All of the material below is to be repeated exactly.

━━━

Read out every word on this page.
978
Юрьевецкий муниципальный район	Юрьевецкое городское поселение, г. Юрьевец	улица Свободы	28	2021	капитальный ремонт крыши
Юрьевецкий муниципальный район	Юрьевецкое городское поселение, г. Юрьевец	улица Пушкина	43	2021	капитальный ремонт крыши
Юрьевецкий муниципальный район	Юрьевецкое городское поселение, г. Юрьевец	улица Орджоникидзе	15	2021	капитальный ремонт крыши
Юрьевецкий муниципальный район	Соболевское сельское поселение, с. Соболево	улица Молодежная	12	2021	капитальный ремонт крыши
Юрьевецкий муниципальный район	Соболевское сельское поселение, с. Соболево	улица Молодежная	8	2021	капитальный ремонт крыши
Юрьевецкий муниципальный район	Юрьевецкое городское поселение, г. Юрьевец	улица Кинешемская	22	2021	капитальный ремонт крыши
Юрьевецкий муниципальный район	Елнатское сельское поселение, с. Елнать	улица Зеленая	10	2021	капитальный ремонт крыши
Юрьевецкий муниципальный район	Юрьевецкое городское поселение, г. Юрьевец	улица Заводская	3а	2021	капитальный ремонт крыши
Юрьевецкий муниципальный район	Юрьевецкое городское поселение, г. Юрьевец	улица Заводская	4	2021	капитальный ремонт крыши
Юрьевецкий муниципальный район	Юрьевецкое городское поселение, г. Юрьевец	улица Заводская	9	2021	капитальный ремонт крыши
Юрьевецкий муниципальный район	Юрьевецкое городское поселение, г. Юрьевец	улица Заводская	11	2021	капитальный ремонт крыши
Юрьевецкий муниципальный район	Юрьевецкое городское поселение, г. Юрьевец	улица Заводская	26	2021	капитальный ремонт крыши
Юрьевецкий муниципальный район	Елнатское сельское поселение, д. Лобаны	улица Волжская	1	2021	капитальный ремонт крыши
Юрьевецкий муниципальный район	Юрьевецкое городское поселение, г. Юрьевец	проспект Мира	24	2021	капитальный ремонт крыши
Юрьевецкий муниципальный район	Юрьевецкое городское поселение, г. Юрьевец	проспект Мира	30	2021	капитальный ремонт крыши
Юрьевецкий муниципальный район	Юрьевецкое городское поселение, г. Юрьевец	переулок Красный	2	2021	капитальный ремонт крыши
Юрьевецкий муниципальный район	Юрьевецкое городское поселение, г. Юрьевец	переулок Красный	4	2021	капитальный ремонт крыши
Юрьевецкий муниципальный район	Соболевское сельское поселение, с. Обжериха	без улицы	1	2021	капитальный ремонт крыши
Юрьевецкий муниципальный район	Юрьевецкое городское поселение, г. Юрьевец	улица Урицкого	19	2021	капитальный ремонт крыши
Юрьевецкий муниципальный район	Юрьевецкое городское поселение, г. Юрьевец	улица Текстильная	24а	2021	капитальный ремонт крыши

━━━

> SOLUTION
Read out every word on this page.
978
Юрьевецкий муниципальный район	Юрьевецкое городское поселение, г. Юрьевец	улица Свободы	28	2021	капитальный ремонт крыши
Юрьевецкий муниципальный район	Юрьевецкое городское поселение, г. Юрьевец	улица Пушкина	43	2021	капитальный ремонт крыши
Юрьевецкий муниципальный район	Юрьевецкое городское поселение, г. Юрьевец	улица Орджоникидзе	15	2021	капитальный ремонт крыши
Юрьевецкий муниципальный район	Соболевское сельское поселение, с. Соболево	улица Молодежная	12	2021	капитальный ремонт крыши
Юрьевецкий муниципальный район	Соболевское сельское поселение, с. Соболево	улица Молодежная	8	2021	капитальный ремонт крыши
Юрьевецкий муниципальный район	Юрьевецкое городское поселение, г. Юрьевец	улица Кинешемская	22	2021	капитальный ремонт крыши
Юрьевецкий муниципальный район	Елнатское сельское поселение, с. Елнать	улица Зеленая	10	2021	капитальный ремонт крыши
Юрьевецкий муниципальный район	Юрьевецкое городское поселение, г. Юрьевец	улица Заводская	3а	2021	капитальный ремонт крыши
Юрьевецкий муниципальный район	Юрьевецкое городское поселение, г. Юрьевец	улица Заводская	4	2021	капитальный ремонт крыши
Юрьевецкий муниципальный район	Юрьевецкое городское поселение, г. Юрьевец	улица Заводская	9	2021	капитальный ремонт крыши
Юрьевецкий муниципальный район	Юрьевецкое городское поселение, г. Юрьевец	улица Заводская	11	2021	капитальный ремонт крыши
Юрьевецкий муниципальный район	Юрьевецкое городское поселение, г. Юрьевец	улица Заводская	26	2021	капитальный ремонт крыши
Юрьевецкий муниципальный район	Елнатское сельское поселение, д. Лобаны	улица Волжская	1	2021	капитальный ремонт крыши
Юрьевецкий муниципальный район	Юрьевецкое городское поселение, г. Юрьевец	проспект Мира	24	2021	капитальный ремонт крыши
Юрьевецкий муниципальный район	Юрьевецкое городское поселение, г. Юрьевец	проспект Мира	30	2021	капитальный ремонт крыши
Юрьевецкий муниципальный район	Юрьевецкое городское поселение, г. Юрьевец	переулок Красный	2	2021	капитальный ремонт крыши
Юрьевецкий муниципальный район	Юрьевецкое городское поселение, г. Юрьевец	переулок Красный	4	2021	капитальный ремонт крыши
Юрьевецкий муниципальный район	Соболевское сельское поселение, с. Обжериха	без улицы	1	2021	капитальный ремонт крыши
Юрьевецкий муниципальный район	Юрьевецкое городское поселение, г. Юрьевец	улица Урицкого	19	2021	капитальный ремонт крыши
Юрьевецкий муниципальный район	Юрьевецкое городское поселение, г. Юрьевец	улица Текстильная	24а	2021	капитальный ремонт крыши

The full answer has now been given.